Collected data
________________________________________
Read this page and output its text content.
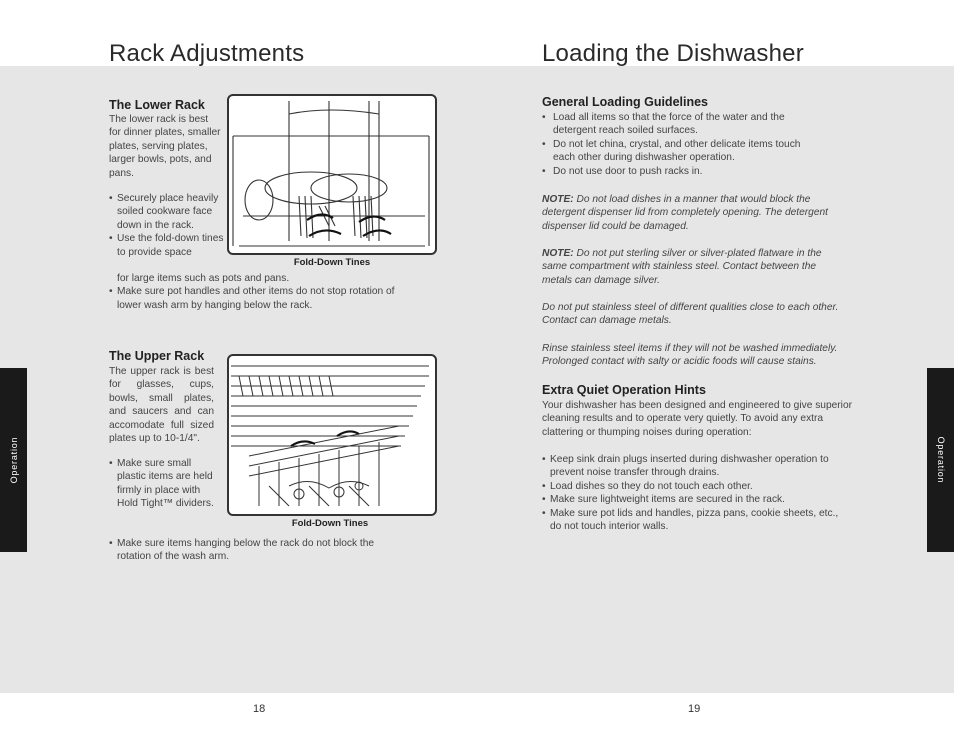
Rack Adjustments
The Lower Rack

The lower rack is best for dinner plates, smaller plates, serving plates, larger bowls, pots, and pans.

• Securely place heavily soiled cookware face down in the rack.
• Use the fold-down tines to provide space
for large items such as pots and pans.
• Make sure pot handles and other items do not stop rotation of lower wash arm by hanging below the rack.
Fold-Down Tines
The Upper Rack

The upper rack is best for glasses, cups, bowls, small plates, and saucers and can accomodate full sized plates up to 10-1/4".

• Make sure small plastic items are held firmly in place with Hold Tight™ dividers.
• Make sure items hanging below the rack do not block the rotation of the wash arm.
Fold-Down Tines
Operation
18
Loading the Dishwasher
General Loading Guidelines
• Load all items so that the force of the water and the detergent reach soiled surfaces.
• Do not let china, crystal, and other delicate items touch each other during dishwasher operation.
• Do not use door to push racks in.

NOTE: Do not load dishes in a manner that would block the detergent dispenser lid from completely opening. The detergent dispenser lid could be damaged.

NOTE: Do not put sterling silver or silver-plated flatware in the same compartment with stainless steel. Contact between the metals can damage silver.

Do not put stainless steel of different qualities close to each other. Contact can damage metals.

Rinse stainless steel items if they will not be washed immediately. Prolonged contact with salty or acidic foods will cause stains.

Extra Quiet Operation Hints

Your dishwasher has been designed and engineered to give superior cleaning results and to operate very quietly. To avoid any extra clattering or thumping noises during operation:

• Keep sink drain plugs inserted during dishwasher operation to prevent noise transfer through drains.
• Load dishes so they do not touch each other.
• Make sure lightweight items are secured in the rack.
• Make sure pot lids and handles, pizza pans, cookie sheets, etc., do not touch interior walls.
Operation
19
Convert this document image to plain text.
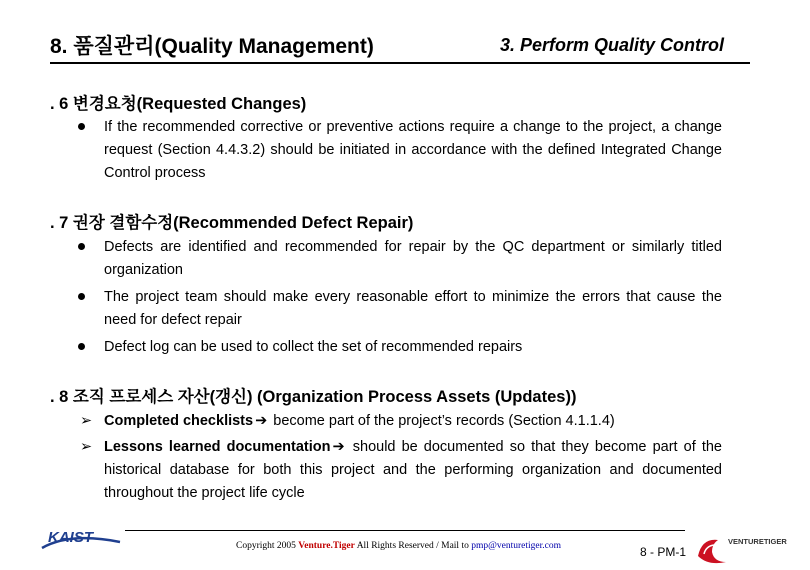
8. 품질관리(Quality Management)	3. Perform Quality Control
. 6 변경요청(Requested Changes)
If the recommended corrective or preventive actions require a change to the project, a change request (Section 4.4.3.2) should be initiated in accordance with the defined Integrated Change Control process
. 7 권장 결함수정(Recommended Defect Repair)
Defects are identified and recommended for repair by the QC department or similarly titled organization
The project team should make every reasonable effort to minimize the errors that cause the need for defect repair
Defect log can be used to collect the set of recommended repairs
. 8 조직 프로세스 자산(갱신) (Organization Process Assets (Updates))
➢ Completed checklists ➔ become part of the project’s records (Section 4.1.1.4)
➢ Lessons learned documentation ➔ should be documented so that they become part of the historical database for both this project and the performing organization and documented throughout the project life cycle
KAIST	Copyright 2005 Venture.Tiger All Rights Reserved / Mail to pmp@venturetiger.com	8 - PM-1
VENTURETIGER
________________________________________
■ What to work on: Gather from the data above every line with the string "bowls".

■ Full solution:
The lower rack is best for dinner plates, smaller plates, serving plates, larger bowls, pots, and pans.
The upper rack is best for glasses, cups, bowls, small plates, and saucers and can accomodate full sized plates up to 10-1/4".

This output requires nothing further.